- What needs to be done -
Exclude the pictures, then repeat the remaining data exactly.

- Record extracts -
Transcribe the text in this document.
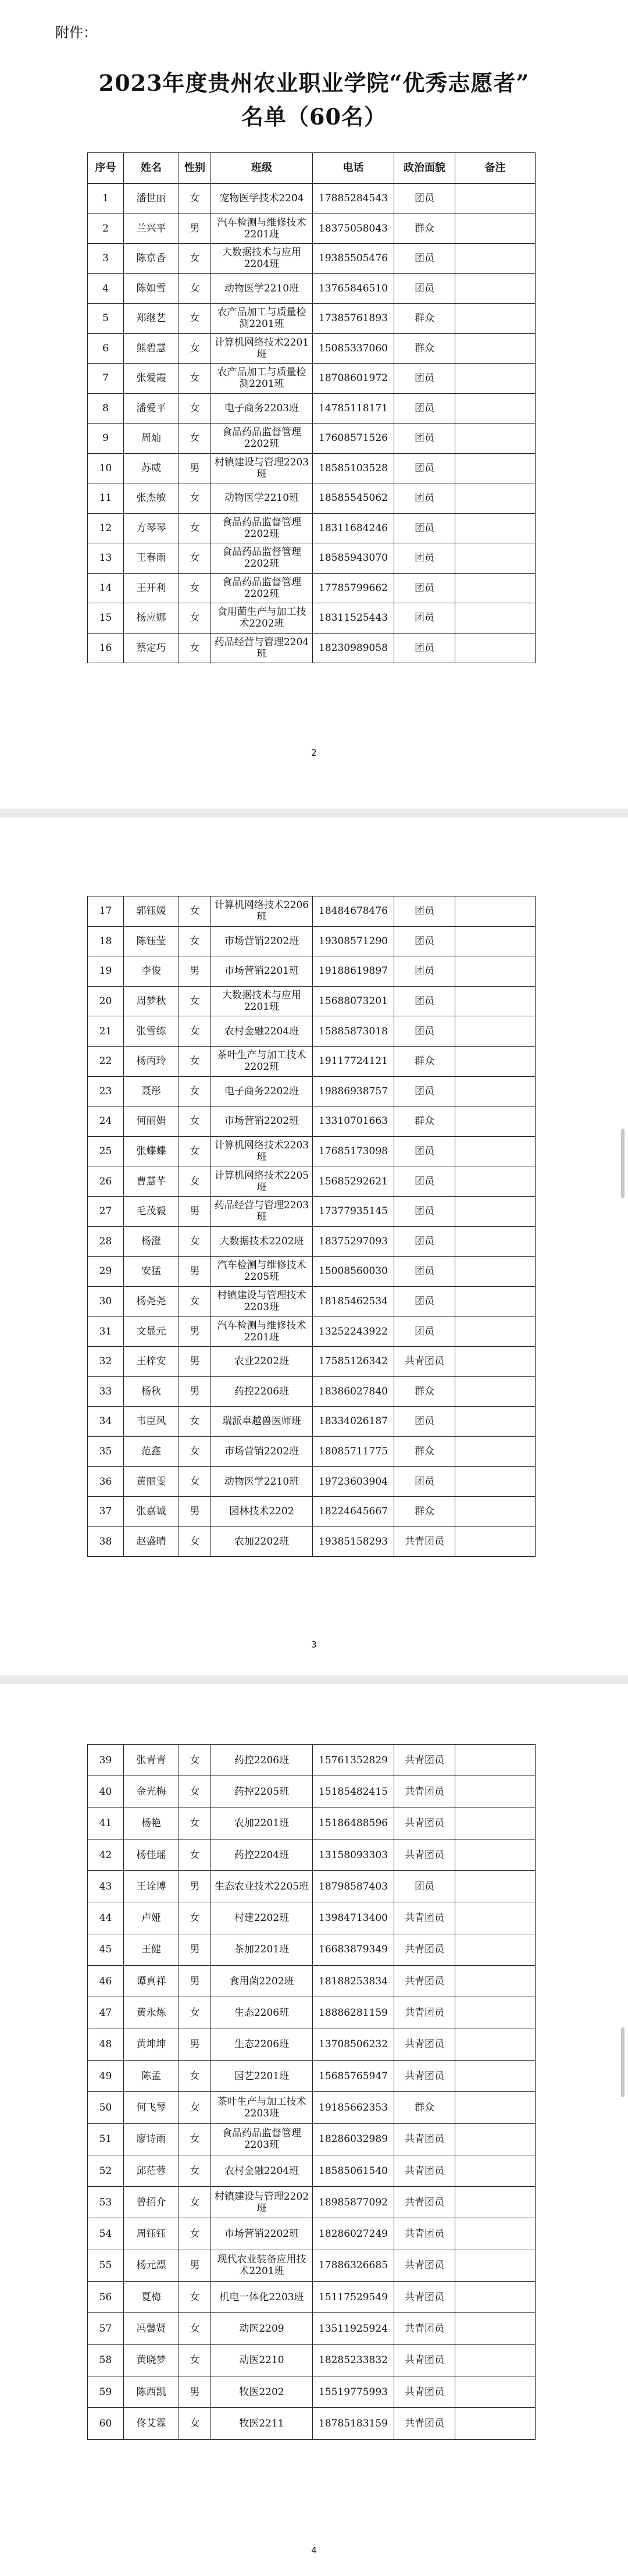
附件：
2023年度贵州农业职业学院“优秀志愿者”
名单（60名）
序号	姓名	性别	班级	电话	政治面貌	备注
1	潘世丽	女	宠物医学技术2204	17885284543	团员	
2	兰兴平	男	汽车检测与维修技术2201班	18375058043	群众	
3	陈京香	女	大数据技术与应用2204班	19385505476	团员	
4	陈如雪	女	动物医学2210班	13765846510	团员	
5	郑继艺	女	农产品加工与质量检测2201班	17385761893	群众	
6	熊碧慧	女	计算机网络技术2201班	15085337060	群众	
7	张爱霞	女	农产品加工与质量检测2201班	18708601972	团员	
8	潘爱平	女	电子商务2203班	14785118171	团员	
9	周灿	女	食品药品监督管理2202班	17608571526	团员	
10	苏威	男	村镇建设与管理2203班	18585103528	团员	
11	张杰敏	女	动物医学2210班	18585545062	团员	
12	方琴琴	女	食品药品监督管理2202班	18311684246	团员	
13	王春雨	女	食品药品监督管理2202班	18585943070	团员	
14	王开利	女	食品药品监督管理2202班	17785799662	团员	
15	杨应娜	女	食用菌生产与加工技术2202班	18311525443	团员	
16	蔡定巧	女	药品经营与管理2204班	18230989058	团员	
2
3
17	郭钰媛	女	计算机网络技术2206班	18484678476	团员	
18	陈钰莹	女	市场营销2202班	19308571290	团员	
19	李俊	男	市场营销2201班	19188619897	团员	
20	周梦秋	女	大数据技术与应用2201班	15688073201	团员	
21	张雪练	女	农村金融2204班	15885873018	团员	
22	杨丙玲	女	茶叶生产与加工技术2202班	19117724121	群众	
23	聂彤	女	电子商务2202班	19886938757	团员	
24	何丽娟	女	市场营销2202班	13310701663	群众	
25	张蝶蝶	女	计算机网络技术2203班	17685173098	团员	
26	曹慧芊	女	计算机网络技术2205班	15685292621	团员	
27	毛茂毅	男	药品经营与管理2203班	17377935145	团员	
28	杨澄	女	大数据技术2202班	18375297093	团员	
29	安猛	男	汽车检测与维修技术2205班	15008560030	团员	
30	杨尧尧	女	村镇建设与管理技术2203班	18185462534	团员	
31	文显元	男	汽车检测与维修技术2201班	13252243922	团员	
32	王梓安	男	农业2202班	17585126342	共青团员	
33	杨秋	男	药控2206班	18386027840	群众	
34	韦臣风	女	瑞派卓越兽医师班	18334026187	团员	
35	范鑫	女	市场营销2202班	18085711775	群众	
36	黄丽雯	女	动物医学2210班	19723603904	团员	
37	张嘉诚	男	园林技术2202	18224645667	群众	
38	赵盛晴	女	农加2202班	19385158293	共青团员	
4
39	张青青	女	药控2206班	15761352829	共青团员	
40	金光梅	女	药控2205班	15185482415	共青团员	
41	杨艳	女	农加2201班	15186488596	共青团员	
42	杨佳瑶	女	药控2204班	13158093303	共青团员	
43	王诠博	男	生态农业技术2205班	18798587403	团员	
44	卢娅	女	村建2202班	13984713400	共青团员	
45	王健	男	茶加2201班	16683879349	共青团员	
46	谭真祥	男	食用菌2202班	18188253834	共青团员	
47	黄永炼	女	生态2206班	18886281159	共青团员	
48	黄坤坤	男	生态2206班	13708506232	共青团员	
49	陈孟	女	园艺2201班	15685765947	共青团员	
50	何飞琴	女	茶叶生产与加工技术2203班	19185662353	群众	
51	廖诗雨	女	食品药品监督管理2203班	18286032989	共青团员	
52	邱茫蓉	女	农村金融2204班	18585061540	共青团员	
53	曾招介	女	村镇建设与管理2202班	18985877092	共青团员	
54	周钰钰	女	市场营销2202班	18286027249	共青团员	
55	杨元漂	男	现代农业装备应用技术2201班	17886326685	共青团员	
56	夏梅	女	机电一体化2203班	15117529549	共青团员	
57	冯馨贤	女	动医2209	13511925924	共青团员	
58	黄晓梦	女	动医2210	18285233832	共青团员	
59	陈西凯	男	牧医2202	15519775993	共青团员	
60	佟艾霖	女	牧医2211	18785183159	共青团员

- The response -
Transcribe the text in this document.
附件：
2023年度贵州农业职业学院“优秀志愿者”
名单（60名）
序号	姓名	性别	班级	电话	政治面貌	备注
1	潘世丽	女	宠物医学技术2204	17885284543	团员	
2	兰兴平	男	汽车检测与维修技术2201班	18375058043	群众	
3	陈京香	女	大数据技术与应用2204班	19385505476	团员	
4	陈如雪	女	动物医学2210班	13765846510	团员	
5	郑继艺	女	农产品加工与质量检测2201班	17385761893	群众	
6	熊碧慧	女	计算机网络技术2201班	15085337060	群众	
7	张爱霞	女	农产品加工与质量检测2201班	18708601972	团员	
8	潘爱平	女	电子商务2203班	14785118171	团员	
9	周灿	女	食品药品监督管理2202班	17608571526	团员	
10	苏威	男	村镇建设与管理2203班	18585103528	团员	
11	张杰敏	女	动物医学2210班	18585545062	团员	
12	方琴琴	女	食品药品监督管理2202班	18311684246	团员	
13	王春雨	女	食品药品监督管理2202班	18585943070	团员	
14	王开利	女	食品药品监督管理2202班	17785799662	团员	
15	杨应娜	女	食用菌生产与加工技术2202班	18311525443	团员	
16	蔡定巧	女	药品经营与管理2204班	18230989058	团员	
2
3
17	郭钰媛	女	计算机网络技术2206班	18484678476	团员	
18	陈钰莹	女	市场营销2202班	19308571290	团员	
19	李俊	男	市场营销2201班	19188619897	团员	
20	周梦秋	女	大数据技术与应用2201班	15688073201	团员	
21	张雪练	女	农村金融2204班	15885873018	团员	
22	杨丙玲	女	茶叶生产与加工技术2202班	19117724121	群众	
23	聂彤	女	电子商务2202班	19886938757	团员	
24	何丽娟	女	市场营销2202班	13310701663	群众	
25	张蝶蝶	女	计算机网络技术2203班	17685173098	团员	
26	曹慧芊	女	计算机网络技术2205班	15685292621	团员	
27	毛茂毅	男	药品经营与管理2203班	17377935145	团员	
28	杨澄	女	大数据技术2202班	18375297093	团员	
29	安猛	男	汽车检测与维修技术2205班	15008560030	团员	
30	杨尧尧	女	村镇建设与管理技术2203班	18185462534	团员	
31	文显元	男	汽车检测与维修技术2201班	13252243922	团员	
32	王梓安	男	农业2202班	17585126342	共青团员	
33	杨秋	男	药控2206班	18386027840	群众	
34	韦臣风	女	瑞派卓越兽医师班	18334026187	团员	
35	范鑫	女	市场营销2202班	18085711775	群众	
36	黄丽雯	女	动物医学2210班	19723603904	团员	
37	张嘉诚	男	园林技术2202	18224645667	群众	
38	赵盛晴	女	农加2202班	19385158293	共青团员	
4
39	张青青	女	药控2206班	15761352829	共青团员	
40	金光梅	女	药控2205班	15185482415	共青团员	
41	杨艳	女	农加2201班	15186488596	共青团员	
42	杨佳瑶	女	药控2204班	13158093303	共青团员	
43	王诠博	男	生态农业技术2205班	18798587403	团员	
44	卢娅	女	村建2202班	13984713400	共青团员	
45	王健	男	茶加2201班	16683879349	共青团员	
46	谭真祥	男	食用菌2202班	18188253834	共青团员	
47	黄永炼	女	生态2206班	18886281159	共青团员	
48	黄坤坤	男	生态2206班	13708506232	共青团员	
49	陈孟	女	园艺2201班	15685765947	共青团员	
50	何飞琴	女	茶叶生产与加工技术2203班	19185662353	群众	
51	廖诗雨	女	食品药品监督管理2203班	18286032989	共青团员	
52	邱茫蓉	女	农村金融2204班	18585061540	共青团员	
53	曾招介	女	村镇建设与管理2202班	18985877092	共青团员	
54	周钰钰	女	市场营销2202班	18286027249	共青团员	
55	杨元漂	男	现代农业装备应用技术2201班	17886326685	共青团员	
56	夏梅	女	机电一体化2203班	15117529549	共青团员	
57	冯馨贤	女	动医2209	13511925924	共青团员	
58	黄晓梦	女	动医2210	18285233832	共青团员	
59	陈西凯	男	牧医2202	15519775993	共青团员	
60	佟艾霖	女	牧医2211	18785183159	共青团员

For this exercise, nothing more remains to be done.